→ **TASK REQUIREMENTS**: Word for word, retype every entry in the listing.

— Start of EXCERPTED RECORDS —

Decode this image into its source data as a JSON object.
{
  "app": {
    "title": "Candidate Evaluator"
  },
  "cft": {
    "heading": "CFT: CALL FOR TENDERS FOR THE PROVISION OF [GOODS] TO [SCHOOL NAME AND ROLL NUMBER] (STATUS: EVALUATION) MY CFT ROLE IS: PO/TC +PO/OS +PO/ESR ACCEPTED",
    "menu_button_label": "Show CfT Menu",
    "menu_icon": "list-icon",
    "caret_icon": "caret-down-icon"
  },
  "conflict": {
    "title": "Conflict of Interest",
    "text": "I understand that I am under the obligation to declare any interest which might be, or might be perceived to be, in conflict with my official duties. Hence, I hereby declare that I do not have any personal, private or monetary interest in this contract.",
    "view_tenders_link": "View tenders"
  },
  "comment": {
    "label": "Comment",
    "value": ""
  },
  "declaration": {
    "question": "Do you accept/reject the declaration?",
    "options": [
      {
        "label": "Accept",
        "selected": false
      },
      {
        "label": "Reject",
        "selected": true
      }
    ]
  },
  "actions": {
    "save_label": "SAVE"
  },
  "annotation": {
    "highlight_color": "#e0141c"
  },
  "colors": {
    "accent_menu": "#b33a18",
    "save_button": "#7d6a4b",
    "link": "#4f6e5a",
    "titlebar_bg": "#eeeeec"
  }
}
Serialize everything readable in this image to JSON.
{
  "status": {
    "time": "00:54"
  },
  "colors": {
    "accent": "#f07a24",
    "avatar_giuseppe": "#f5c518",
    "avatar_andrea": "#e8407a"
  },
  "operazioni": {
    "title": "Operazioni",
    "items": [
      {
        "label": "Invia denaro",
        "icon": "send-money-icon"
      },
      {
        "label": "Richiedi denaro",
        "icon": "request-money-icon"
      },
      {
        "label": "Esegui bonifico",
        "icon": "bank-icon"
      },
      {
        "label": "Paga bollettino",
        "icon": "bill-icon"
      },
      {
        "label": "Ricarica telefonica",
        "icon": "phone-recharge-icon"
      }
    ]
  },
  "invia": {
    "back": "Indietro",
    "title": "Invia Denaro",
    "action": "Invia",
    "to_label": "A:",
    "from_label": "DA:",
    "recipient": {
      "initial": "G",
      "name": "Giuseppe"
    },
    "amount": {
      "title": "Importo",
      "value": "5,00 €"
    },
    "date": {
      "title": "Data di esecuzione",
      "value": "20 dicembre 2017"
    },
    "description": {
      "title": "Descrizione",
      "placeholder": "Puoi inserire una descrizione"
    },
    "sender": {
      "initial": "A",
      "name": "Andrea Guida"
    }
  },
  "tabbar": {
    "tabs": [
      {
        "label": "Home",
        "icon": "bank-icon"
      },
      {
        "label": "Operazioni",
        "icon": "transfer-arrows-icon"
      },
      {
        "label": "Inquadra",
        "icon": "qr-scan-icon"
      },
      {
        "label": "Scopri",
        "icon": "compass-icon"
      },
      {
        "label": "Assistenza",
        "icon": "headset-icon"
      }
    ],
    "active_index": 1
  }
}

— End of EXCERPTED RECORDS —

→ **TASK RESPONSE**:
Decode this image into its source data as a JSON object.
{
  "app": {
    "title": "Candidate Evaluator"
  },
  "cft": {
    "heading": "CFT: CALL FOR TENDERS FOR THE PROVISION OF [GOODS] TO [SCHOOL NAME AND ROLL NUMBER] (STATUS: EVALUATION) MY CFT ROLE IS: PO/TC +PO/OS +PO/ESR ACCEPTED",
    "menu_button_label": "Show CfT Menu",
    "menu_icon": "list-icon",
    "caret_icon": "caret-down-icon"
  },
  "conflict": {
    "title": "Conflict of Interest",
    "text": "I understand that I am under the obligation to declare any interest which might be, or might be perceived to be, in conflict with my official duties. Hence, I hereby declare that I do not have any personal, private or monetary interest in this contract.",
    "view_tenders_link": "View tenders"
  },
  "comment": {
    "label": "Comment",
    "value": ""
  },
  "declaration": {
    "question": "Do you accept/reject the declaration?",
    "options": [
      {
        "label": "Accept",
        "selected": false
      },
      {
        "label": "Reject",
        "selected": true
      }
    ]
  },
  "actions": {
    "save_label": "SAVE"
  },
  "annotation": {
    "highlight_color": "#e0141c"
  },
  "colors": {
    "accent_menu": "#b33a18",
    "save_button": "#7d6a4b",
    "link": "#4f6e5a",
    "titlebar_bg": "#eeeeec"
  }
}
Serialize everything readable in this image to JSON.
{
  "status": {
    "time": "00:54"
  },
  "colors": {
    "accent": "#f07a24",
    "avatar_giuseppe": "#f5c518",
    "avatar_andrea": "#e8407a"
  },
  "operazioni": {
    "title": "Operazioni",
    "items": [
      {
        "label": "Invia denaro",
        "icon": "send-money-icon"
      },
      {
        "label": "Richiedi denaro",
        "icon": "request-money-icon"
      },
      {
        "label": "Esegui bonifico",
        "icon": "bank-icon"
      },
      {
        "label": "Paga bollettino",
        "icon": "bill-icon"
      },
      {
        "label": "Ricarica telefonica",
        "icon": "phone-recharge-icon"
      }
    ]
  },
  "invia": {
    "back": "Indietro",
    "title": "Invia Denaro",
    "action": "Invia",
    "to_label": "A:",
    "from_label": "DA:",
    "recipient": {
      "initial": "G",
      "name": "Giuseppe"
    },
    "amount": {
      "title": "Importo",
      "value": "5,00 €"
    },
    "date": {
      "title": "Data di esecuzione",
      "value": "20 dicembre 2017"
    },
    "description": {
      "title": "Descrizione",
      "placeholder": "Puoi inserire una descrizione"
    },
    "sender": {
      "initial": "A",
      "name": "Andrea Guida"
    }
  },
  "tabbar": {
    "tabs": [
      {
        "label": "Home",
        "icon": "bank-icon"
      },
      {
        "label": "Operazioni",
        "icon": "transfer-arrows-icon"
      },
      {
        "label": "Inquadra",
        "icon": "qr-scan-icon"
      },
      {
        "label": "Scopri",
        "icon": "compass-icon"
      },
      {
        "label": "Assistenza",
        "icon": "headset-icon"
      }
    ],
    "active_index": 1
  }
}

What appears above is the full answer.